Word for word, restate every line of the listing that follows.

# # # #

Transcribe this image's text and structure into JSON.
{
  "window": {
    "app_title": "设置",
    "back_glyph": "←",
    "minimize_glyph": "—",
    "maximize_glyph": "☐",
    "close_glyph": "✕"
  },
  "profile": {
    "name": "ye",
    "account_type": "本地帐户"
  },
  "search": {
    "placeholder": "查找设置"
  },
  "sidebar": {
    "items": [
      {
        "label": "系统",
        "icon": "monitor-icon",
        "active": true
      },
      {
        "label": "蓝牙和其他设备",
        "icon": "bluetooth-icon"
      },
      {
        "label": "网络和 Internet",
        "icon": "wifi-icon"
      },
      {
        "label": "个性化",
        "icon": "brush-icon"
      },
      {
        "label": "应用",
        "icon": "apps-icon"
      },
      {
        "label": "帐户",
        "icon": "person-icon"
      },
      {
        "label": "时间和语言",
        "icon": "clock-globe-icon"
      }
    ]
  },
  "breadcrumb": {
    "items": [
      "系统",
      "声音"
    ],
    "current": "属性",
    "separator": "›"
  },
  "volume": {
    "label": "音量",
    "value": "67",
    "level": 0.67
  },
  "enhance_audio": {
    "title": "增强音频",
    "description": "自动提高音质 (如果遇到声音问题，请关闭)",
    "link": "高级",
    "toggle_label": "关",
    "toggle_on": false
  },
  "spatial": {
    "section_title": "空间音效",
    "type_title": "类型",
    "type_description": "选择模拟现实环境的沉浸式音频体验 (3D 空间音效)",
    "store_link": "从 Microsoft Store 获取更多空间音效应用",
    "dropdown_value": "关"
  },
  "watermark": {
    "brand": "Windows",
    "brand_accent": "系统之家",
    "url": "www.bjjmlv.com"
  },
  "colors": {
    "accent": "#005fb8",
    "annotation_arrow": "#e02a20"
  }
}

# # # #

▶ **Expected output**
Transcribe this image's text and structure into JSON.
{
  "window": {
    "app_title": "设置",
    "back_glyph": "←",
    "minimize_glyph": "—",
    "maximize_glyph": "☐",
    "close_glyph": "✕"
  },
  "profile": {
    "name": "ye",
    "account_type": "本地帐户"
  },
  "search": {
    "placeholder": "查找设置"
  },
  "sidebar": {
    "items": [
      {
        "label": "系统",
        "icon": "monitor-icon",
        "active": true
      },
      {
        "label": "蓝牙和其他设备",
        "icon": "bluetooth-icon"
      },
      {
        "label": "网络和 Internet",
        "icon": "wifi-icon"
      },
      {
        "label": "个性化",
        "icon": "brush-icon"
      },
      {
        "label": "应用",
        "icon": "apps-icon"
      },
      {
        "label": "帐户",
        "icon": "person-icon"
      },
      {
        "label": "时间和语言",
        "icon": "clock-globe-icon"
      }
    ]
  },
  "breadcrumb": {
    "items": [
      "系统",
      "声音"
    ],
    "current": "属性",
    "separator": "›"
  },
  "volume": {
    "label": "音量",
    "value": "67",
    "level": 0.67
  },
  "enhance_audio": {
    "title": "增强音频",
    "description": "自动提高音质 (如果遇到声音问题，请关闭)",
    "link": "高级",
    "toggle_label": "关",
    "toggle_on": false
  },
  "spatial": {
    "section_title": "空间音效",
    "type_title": "类型",
    "type_description": "选择模拟现实环境的沉浸式音频体验 (3D 空间音效)",
    "store_link": "从 Microsoft Store 获取更多空间音效应用",
    "dropdown_value": "关"
  },
  "watermark": {
    "brand": "Windows",
    "brand_accent": "系统之家",
    "url": "www.bjjmlv.com"
  },
  "colors": {
    "accent": "#005fb8",
    "annotation_arrow": "#e02a20"
  }
}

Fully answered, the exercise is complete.